◆ **THE PROBLEM**:
Reproduce the data exactly.

Chart and figure data:
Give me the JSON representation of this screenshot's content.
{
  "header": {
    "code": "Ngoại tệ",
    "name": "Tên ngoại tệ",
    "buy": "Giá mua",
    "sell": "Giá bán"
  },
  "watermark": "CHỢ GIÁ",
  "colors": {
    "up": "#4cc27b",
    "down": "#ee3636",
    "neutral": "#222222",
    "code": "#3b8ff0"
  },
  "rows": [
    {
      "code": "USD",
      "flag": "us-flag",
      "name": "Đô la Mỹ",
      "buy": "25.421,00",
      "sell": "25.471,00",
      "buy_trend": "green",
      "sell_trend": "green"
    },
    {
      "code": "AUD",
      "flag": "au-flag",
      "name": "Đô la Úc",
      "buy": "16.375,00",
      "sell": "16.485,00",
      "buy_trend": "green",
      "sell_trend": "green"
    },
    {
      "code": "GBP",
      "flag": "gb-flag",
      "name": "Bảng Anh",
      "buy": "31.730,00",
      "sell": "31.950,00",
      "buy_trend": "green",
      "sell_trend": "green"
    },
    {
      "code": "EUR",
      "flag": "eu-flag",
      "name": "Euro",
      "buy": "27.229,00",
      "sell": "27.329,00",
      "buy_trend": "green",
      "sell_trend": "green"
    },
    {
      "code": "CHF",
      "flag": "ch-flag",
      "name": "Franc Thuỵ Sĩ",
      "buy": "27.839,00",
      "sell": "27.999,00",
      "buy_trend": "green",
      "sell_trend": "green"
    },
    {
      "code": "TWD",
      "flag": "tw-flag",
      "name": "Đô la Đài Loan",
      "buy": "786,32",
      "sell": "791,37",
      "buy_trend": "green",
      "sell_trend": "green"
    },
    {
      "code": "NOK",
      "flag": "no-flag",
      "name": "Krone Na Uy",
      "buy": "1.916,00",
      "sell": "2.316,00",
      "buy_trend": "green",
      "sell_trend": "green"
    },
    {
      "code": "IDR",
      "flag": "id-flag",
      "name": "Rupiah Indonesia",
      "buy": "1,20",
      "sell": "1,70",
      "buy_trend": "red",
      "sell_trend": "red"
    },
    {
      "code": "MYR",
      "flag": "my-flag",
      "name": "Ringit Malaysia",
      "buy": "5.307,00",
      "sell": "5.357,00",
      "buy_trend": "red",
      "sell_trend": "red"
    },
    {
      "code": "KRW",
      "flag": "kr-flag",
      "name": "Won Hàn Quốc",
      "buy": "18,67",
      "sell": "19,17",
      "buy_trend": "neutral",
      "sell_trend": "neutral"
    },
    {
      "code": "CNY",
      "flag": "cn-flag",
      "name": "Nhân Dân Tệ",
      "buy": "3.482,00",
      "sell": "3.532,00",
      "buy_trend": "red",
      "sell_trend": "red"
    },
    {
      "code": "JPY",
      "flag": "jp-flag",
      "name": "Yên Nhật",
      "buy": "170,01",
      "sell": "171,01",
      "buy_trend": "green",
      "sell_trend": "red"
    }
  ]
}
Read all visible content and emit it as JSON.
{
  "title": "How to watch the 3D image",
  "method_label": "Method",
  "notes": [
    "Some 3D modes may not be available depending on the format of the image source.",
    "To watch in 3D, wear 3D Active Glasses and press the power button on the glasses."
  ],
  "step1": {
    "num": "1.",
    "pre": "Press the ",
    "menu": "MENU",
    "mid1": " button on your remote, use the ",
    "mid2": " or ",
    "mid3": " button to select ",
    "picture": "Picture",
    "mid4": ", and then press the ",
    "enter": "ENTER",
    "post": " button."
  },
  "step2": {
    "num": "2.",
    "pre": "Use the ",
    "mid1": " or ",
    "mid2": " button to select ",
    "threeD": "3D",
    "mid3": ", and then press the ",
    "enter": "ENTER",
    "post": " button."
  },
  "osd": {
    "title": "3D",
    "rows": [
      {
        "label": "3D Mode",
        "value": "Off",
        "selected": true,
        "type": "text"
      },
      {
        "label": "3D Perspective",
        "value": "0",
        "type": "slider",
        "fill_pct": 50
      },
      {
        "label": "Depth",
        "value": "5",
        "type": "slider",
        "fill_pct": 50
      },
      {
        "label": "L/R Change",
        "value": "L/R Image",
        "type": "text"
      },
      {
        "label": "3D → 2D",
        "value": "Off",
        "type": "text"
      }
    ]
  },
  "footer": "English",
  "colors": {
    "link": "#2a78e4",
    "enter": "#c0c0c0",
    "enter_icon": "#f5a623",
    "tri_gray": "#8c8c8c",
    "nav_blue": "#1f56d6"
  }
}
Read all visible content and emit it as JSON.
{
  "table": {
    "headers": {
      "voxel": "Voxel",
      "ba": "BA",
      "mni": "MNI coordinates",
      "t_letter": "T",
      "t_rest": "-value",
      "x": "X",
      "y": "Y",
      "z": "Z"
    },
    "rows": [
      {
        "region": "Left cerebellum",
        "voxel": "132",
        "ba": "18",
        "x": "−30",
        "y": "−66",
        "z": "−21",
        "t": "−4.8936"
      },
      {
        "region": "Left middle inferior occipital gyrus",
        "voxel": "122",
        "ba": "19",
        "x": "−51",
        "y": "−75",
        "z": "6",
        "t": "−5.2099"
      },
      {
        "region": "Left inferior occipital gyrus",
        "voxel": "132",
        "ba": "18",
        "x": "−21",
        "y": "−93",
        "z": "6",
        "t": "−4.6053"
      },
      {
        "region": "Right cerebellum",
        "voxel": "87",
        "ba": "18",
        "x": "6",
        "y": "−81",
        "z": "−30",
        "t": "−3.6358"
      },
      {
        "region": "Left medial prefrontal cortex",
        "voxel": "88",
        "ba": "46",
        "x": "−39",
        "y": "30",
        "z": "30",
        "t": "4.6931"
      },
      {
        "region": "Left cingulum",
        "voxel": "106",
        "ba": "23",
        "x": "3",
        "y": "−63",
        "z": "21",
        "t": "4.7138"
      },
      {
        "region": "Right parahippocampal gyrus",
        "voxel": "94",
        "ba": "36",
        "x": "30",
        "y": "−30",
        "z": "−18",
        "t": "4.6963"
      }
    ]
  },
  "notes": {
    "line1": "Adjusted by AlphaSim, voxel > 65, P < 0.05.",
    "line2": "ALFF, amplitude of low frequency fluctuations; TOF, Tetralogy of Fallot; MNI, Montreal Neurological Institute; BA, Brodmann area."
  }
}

◆ **EXERCISE OUTPUT**:
Give me the JSON representation of this screenshot's content.
{
  "header": {
    "code": "Ngoại tệ",
    "name": "Tên ngoại tệ",
    "buy": "Giá mua",
    "sell": "Giá bán"
  },
  "watermark": "CHỢ GIÁ",
  "colors": {
    "up": "#4cc27b",
    "down": "#ee3636",
    "neutral": "#222222",
    "code": "#3b8ff0"
  },
  "rows": [
    {
      "code": "USD",
      "flag": "us-flag",
      "name": "Đô la Mỹ",
      "buy": "25.421,00",
      "sell": "25.471,00",
      "buy_trend": "green",
      "sell_trend": "green"
    },
    {
      "code": "AUD",
      "flag": "au-flag",
      "name": "Đô la Úc",
      "buy": "16.375,00",
      "sell": "16.485,00",
      "buy_trend": "green",
      "sell_trend": "green"
    },
    {
      "code": "GBP",
      "flag": "gb-flag",
      "name": "Bảng Anh",
      "buy": "31.730,00",
      "sell": "31.950,00",
      "buy_trend": "green",
      "sell_trend": "green"
    },
    {
      "code": "EUR",
      "flag": "eu-flag",
      "name": "Euro",
      "buy": "27.229,00",
      "sell": "27.329,00",
      "buy_trend": "green",
      "sell_trend": "green"
    },
    {
      "code": "CHF",
      "flag": "ch-flag",
      "name": "Franc Thuỵ Sĩ",
      "buy": "27.839,00",
      "sell": "27.999,00",
      "buy_trend": "green",
      "sell_trend": "green"
    },
    {
      "code": "TWD",
      "flag": "tw-flag",
      "name": "Đô la Đài Loan",
      "buy": "786,32",
      "sell": "791,37",
      "buy_trend": "green",
      "sell_trend": "green"
    },
    {
      "code": "NOK",
      "flag": "no-flag",
      "name": "Krone Na Uy",
      "buy": "1.916,00",
      "sell": "2.316,00",
      "buy_trend": "green",
      "sell_trend": "green"
    },
    {
      "code": "IDR",
      "flag": "id-flag",
      "name": "Rupiah Indonesia",
      "buy": "1,20",
      "sell": "1,70",
      "buy_trend": "red",
      "sell_trend": "red"
    },
    {
      "code": "MYR",
      "flag": "my-flag",
      "name": "Ringit Malaysia",
      "buy": "5.307,00",
      "sell": "5.357,00",
      "buy_trend": "red",
      "sell_trend": "red"
    },
    {
      "code": "KRW",
      "flag": "kr-flag",
      "name": "Won Hàn Quốc",
      "buy": "18,67",
      "sell": "19,17",
      "buy_trend": "neutral",
      "sell_trend": "neutral"
    },
    {
      "code": "CNY",
      "flag": "cn-flag",
      "name": "Nhân Dân Tệ",
      "buy": "3.482,00",
      "sell": "3.532,00",
      "buy_trend": "red",
      "sell_trend": "red"
    },
    {
      "code": "JPY",
      "flag": "jp-flag",
      "name": "Yên Nhật",
      "buy": "170,01",
      "sell": "171,01",
      "buy_trend": "green",
      "sell_trend": "red"
    }
  ]
}
Read all visible content and emit it as JSON.
{
  "title": "How to watch the 3D image",
  "method_label": "Method",
  "notes": [
    "Some 3D modes may not be available depending on the format of the image source.",
    "To watch in 3D, wear 3D Active Glasses and press the power button on the glasses."
  ],
  "step1": {
    "num": "1.",
    "pre": "Press the ",
    "menu": "MENU",
    "mid1": " button on your remote, use the ",
    "mid2": " or ",
    "mid3": " button to select ",
    "picture": "Picture",
    "mid4": ", and then press the ",
    "enter": "ENTER",
    "post": " button."
  },
  "step2": {
    "num": "2.",
    "pre": "Use the ",
    "mid1": " or ",
    "mid2": " button to select ",
    "threeD": "3D",
    "mid3": ", and then press the ",
    "enter": "ENTER",
    "post": " button."
  },
  "osd": {
    "title": "3D",
    "rows": [
      {
        "label": "3D Mode",
        "value": "Off",
        "selected": true,
        "type": "text"
      },
      {
        "label": "3D Perspective",
        "value": "0",
        "type": "slider",
        "fill_pct": 50
      },
      {
        "label": "Depth",
        "value": "5",
        "type": "slider",
        "fill_pct": 50
      },
      {
        "label": "L/R Change",
        "value": "L/R Image",
        "type": "text"
      },
      {
        "label": "3D → 2D",
        "value": "Off",
        "type": "text"
      }
    ]
  },
  "footer": "English",
  "colors": {
    "link": "#2a78e4",
    "enter": "#c0c0c0",
    "enter_icon": "#f5a623",
    "tri_gray": "#8c8c8c",
    "nav_blue": "#1f56d6"
  }
}
Read all visible content and emit it as JSON.
{
  "table": {
    "headers": {
      "voxel": "Voxel",
      "ba": "BA",
      "mni": "MNI coordinates",
      "t_letter": "T",
      "t_rest": "-value",
      "x": "X",
      "y": "Y",
      "z": "Z"
    },
    "rows": [
      {
        "region": "Left cerebellum",
        "voxel": "132",
        "ba": "18",
        "x": "−30",
        "y": "−66",
        "z": "−21",
        "t": "−4.8936"
      },
      {
        "region": "Left middle inferior occipital gyrus",
        "voxel": "122",
        "ba": "19",
        "x": "−51",
        "y": "−75",
        "z": "6",
        "t": "−5.2099"
      },
      {
        "region": "Left inferior occipital gyrus",
        "voxel": "132",
        "ba": "18",
        "x": "−21",
        "y": "−93",
        "z": "6",
        "t": "−4.6053"
      },
      {
        "region": "Right cerebellum",
        "voxel": "87",
        "ba": "18",
        "x": "6",
        "y": "−81",
        "z": "−30",
        "t": "−3.6358"
      },
      {
        "region": "Left medial prefrontal cortex",
        "voxel": "88",
        "ba": "46",
        "x": "−39",
        "y": "30",
        "z": "30",
        "t": "4.6931"
      },
      {
        "region": "Left cingulum",
        "voxel": "106",
        "ba": "23",
        "x": "3",
        "y": "−63",
        "z": "21",
        "t": "4.7138"
      },
      {
        "region": "Right parahippocampal gyrus",
        "voxel": "94",
        "ba": "36",
        "x": "30",
        "y": "−30",
        "z": "−18",
        "t": "4.6963"
      }
    ]
  },
  "notes": {
    "line1": "Adjusted by AlphaSim, voxel > 65, P < 0.05.",
    "line2": "ALFF, amplitude of low frequency fluctuations; TOF, Tetralogy of Fallot; MNI, Montreal Neurological Institute; BA, Brodmann area."
  }
}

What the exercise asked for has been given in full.